Task item. Transcribe the data in full, keeping each line exactly as it appears.

Data provided.
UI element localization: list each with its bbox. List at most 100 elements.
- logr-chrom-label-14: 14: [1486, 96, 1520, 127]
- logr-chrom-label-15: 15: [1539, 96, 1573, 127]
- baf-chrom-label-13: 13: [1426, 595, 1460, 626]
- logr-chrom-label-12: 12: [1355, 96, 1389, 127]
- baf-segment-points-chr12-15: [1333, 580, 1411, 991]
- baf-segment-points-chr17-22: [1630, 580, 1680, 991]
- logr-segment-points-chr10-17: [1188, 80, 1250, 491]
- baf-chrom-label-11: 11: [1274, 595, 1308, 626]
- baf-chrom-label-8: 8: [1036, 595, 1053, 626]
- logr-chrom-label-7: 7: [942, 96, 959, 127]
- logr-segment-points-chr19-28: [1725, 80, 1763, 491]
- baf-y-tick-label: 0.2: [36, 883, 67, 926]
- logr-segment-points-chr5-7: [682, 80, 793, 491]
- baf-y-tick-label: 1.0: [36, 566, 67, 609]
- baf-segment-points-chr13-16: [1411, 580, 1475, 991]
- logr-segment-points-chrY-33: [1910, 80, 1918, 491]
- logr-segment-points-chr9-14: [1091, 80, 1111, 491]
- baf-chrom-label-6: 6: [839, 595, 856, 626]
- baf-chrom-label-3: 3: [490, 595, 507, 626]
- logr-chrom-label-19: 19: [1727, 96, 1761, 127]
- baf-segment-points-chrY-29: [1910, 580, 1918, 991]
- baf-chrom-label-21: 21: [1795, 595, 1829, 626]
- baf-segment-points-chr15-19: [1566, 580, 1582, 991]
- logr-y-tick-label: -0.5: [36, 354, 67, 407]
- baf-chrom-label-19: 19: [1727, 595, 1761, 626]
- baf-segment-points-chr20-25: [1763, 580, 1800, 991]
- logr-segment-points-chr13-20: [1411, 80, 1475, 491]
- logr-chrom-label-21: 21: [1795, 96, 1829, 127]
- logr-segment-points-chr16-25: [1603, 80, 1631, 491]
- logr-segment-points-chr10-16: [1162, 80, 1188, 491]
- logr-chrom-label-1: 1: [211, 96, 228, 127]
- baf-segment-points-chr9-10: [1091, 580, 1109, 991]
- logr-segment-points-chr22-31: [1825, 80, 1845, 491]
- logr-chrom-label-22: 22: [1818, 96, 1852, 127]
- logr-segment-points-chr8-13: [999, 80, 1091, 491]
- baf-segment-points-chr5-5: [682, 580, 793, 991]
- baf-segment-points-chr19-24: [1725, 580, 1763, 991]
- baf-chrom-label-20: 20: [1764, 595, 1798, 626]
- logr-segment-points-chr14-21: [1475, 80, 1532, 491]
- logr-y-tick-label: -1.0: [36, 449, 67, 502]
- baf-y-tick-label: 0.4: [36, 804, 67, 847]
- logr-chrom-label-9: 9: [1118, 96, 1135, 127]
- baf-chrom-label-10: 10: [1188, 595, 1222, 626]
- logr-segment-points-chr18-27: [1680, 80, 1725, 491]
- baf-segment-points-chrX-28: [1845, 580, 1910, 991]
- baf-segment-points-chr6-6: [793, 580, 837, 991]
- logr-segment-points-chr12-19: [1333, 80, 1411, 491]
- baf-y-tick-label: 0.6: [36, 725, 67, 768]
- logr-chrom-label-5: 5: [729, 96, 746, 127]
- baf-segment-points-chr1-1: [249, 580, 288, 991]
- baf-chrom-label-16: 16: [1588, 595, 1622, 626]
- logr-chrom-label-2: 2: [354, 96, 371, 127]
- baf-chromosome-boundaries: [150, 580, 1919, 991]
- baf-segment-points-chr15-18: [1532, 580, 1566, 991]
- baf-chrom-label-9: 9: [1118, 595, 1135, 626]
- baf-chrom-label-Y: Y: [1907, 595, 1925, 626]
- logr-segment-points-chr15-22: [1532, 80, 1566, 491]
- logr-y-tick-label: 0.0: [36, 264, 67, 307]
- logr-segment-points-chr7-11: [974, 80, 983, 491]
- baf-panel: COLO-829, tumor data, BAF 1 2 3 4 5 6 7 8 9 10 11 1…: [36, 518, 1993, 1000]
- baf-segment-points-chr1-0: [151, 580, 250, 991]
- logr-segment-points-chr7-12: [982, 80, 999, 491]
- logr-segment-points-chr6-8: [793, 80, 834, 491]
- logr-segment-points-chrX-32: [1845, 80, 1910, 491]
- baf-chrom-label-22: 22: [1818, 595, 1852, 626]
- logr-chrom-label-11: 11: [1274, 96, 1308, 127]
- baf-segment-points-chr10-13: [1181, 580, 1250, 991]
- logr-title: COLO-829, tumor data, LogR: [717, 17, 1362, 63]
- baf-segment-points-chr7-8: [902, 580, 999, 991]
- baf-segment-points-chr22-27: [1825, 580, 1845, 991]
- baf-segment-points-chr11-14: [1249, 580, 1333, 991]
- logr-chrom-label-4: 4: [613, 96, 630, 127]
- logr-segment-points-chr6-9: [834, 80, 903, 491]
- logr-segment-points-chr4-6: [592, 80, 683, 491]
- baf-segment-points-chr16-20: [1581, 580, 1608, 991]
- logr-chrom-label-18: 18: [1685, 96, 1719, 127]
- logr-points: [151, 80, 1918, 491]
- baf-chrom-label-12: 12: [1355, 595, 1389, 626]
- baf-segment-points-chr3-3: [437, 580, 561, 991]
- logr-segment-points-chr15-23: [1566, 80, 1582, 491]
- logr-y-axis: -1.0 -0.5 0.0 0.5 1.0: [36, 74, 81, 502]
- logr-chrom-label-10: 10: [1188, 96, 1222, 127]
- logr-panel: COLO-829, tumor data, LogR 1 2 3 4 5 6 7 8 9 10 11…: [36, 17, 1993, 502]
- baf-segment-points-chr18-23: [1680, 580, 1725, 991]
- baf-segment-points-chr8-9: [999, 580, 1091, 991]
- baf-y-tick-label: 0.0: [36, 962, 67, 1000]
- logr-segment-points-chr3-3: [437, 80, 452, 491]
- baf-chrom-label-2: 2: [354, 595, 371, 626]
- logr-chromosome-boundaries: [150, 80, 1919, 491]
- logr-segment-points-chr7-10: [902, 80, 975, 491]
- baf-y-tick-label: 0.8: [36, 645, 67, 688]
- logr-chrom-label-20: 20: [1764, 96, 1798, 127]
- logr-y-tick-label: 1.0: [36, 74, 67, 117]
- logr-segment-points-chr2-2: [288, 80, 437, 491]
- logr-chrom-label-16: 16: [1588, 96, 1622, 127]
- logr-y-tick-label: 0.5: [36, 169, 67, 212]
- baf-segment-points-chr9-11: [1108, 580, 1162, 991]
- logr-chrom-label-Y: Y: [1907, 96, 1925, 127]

Task output.
UI element localization: list each with its bbox. List at most 100 elements.
- logr-chrom-label-14: 14: [1486, 96, 1520, 127]
- logr-chrom-label-15: 15: [1539, 96, 1573, 127]
- baf-chrom-label-13: 13: [1426, 595, 1460, 626]
- logr-chrom-label-12: 12: [1355, 96, 1389, 127]
- baf-segment-points-chr12-15: [1333, 580, 1411, 991]
- baf-segment-points-chr17-22: [1630, 580, 1680, 991]
- logr-segment-points-chr10-17: [1188, 80, 1250, 491]
- baf-chrom-label-11: 11: [1274, 595, 1308, 626]
- baf-chrom-label-8: 8: [1036, 595, 1053, 626]
- logr-chrom-label-7: 7: [942, 96, 959, 127]
- logr-segment-points-chr19-28: [1725, 80, 1763, 491]
- baf-y-tick-label: 0.2: [36, 883, 67, 926]
- logr-segment-points-chr5-7: [682, 80, 793, 491]
- baf-y-tick-label: 1.0: [36, 566, 67, 609]
- baf-segment-points-chr13-16: [1411, 580, 1475, 991]
- logr-segment-points-chrY-33: [1910, 80, 1918, 491]
- logr-segment-points-chr9-14: [1091, 80, 1111, 491]
- baf-chrom-label-6: 6: [839, 595, 856, 626]
- baf-chrom-label-3: 3: [490, 595, 507, 626]
- logr-chrom-label-19: 19: [1727, 96, 1761, 127]
- baf-segment-points-chrY-29: [1910, 580, 1918, 991]
- baf-chrom-label-21: 21: [1795, 595, 1829, 626]
- baf-segment-points-chr15-19: [1566, 580, 1582, 991]
- logr-y-tick-label: -0.5: [36, 354, 67, 407]
- baf-chrom-label-19: 19: [1727, 595, 1761, 626]
- baf-segment-points-chr20-25: [1763, 580, 1800, 991]
- logr-segment-points-chr13-20: [1411, 80, 1475, 491]
- logr-chrom-label-21: 21: [1795, 96, 1829, 127]
- logr-segment-points-chr16-25: [1603, 80, 1631, 491]
- logr-segment-points-chr10-16: [1162, 80, 1188, 491]
- logr-chrom-label-1: 1: [211, 96, 228, 127]
- baf-segment-points-chr9-10: [1091, 580, 1109, 991]
- logr-segment-points-chr22-31: [1825, 80, 1845, 491]
- logr-chrom-label-22: 22: [1818, 96, 1852, 127]
- logr-segment-points-chr8-13: [999, 80, 1091, 491]
- baf-segment-points-chr5-5: [682, 580, 793, 991]
- baf-segment-points-chr19-24: [1725, 580, 1763, 991]
- baf-chrom-label-20: 20: [1764, 595, 1798, 626]
- logr-segment-points-chr14-21: [1475, 80, 1532, 491]
- logr-y-tick-label: -1.0: [36, 449, 67, 502]
- baf-y-tick-label: 0.4: [36, 804, 67, 847]
- logr-chrom-label-9: 9: [1118, 96, 1135, 127]
- baf-chrom-label-10: 10: [1188, 595, 1222, 626]
- logr-segment-points-chr18-27: [1680, 80, 1725, 491]
- baf-segment-points-chrX-28: [1845, 580, 1910, 991]
- baf-segment-points-chr6-6: [793, 580, 837, 991]
- logr-segment-points-chr12-19: [1333, 80, 1411, 491]
- baf-y-tick-label: 0.6: [36, 725, 67, 768]
- logr-chrom-label-5: 5: [729, 96, 746, 127]
- baf-segment-points-chr1-1: [249, 580, 288, 991]
- baf-chrom-label-16: 16: [1588, 595, 1622, 626]
- logr-chrom-label-2: 2: [354, 96, 371, 127]
- baf-chromosome-boundaries: [150, 580, 1919, 991]
- baf-segment-points-chr15-18: [1532, 580, 1566, 991]
- baf-chrom-label-9: 9: [1118, 595, 1135, 626]
- baf-chrom-label-Y: Y: [1907, 595, 1925, 626]
- logr-segment-points-chr15-22: [1532, 80, 1566, 491]
- logr-y-tick-label: 0.0: [36, 264, 67, 307]
- logr-segment-points-chr7-11: [974, 80, 983, 491]
- baf-panel: COLO-829, tumor data, BAF 1 2 3 4 5 6 7 8 9 10 11 1…: [36, 518, 1993, 1000]
- baf-segment-points-chr1-0: [151, 580, 250, 991]
- logr-segment-points-chr7-12: [982, 80, 999, 491]
- logr-segment-points-chr6-8: [793, 80, 834, 491]
- logr-segment-points-chrX-32: [1845, 80, 1910, 491]
- baf-chrom-label-22: 22: [1818, 595, 1852, 626]
- logr-chrom-label-11: 11: [1274, 96, 1308, 127]
- baf-segment-points-chr10-13: [1181, 580, 1250, 991]
- logr-title: COLO-829, tumor data, LogR: [717, 17, 1362, 63]
- baf-segment-points-chr7-8: [902, 580, 999, 991]
- baf-segment-points-chr22-27: [1825, 580, 1845, 991]
- baf-segment-points-chr11-14: [1249, 580, 1333, 991]
- logr-chrom-label-4: 4: [613, 96, 630, 127]
- logr-segment-points-chr6-9: [834, 80, 903, 491]
- logr-segment-points-chr4-6: [592, 80, 683, 491]
- baf-segment-points-chr16-20: [1581, 580, 1608, 991]
- logr-chrom-label-18: 18: [1685, 96, 1719, 127]
- logr-points: [151, 80, 1918, 491]
- baf-chrom-label-12: 12: [1355, 595, 1389, 626]
- baf-segment-points-chr3-3: [437, 580, 561, 991]
- logr-segment-points-chr15-23: [1566, 80, 1582, 491]
- logr-y-axis: -1.0 -0.5 0.0 0.5 1.0: [36, 74, 81, 502]
- logr-chrom-label-10: 10: [1188, 96, 1222, 127]
- logr-panel: COLO-829, tumor data, LogR 1 2 3 4 5 6 7 8 9 10 11…: [36, 17, 1993, 502]
- baf-segment-points-chr18-23: [1680, 580, 1725, 991]
- baf-segment-points-chr8-9: [999, 580, 1091, 991]
- baf-y-tick-label: 0.0: [36, 962, 67, 1000]
- logr-segment-points-chr3-3: [437, 80, 452, 491]
- baf-chrom-label-2: 2: [354, 595, 371, 626]
- logr-chromosome-boundaries: [150, 80, 1919, 491]
- logr-segment-points-chr7-10: [902, 80, 975, 491]
- baf-y-tick-label: 0.8: [36, 645, 67, 688]
- logr-chrom-label-20: 20: [1764, 96, 1798, 127]
- logr-y-tick-label: 1.0: [36, 74, 67, 117]
- logr-segment-points-chr2-2: [288, 80, 437, 491]
- logr-chrom-label-16: 16: [1588, 96, 1622, 127]
- logr-y-tick-label: 0.5: [36, 169, 67, 212]
- baf-segment-points-chr9-11: [1108, 580, 1162, 991]
- logr-chrom-label-Y: Y: [1907, 96, 1925, 127]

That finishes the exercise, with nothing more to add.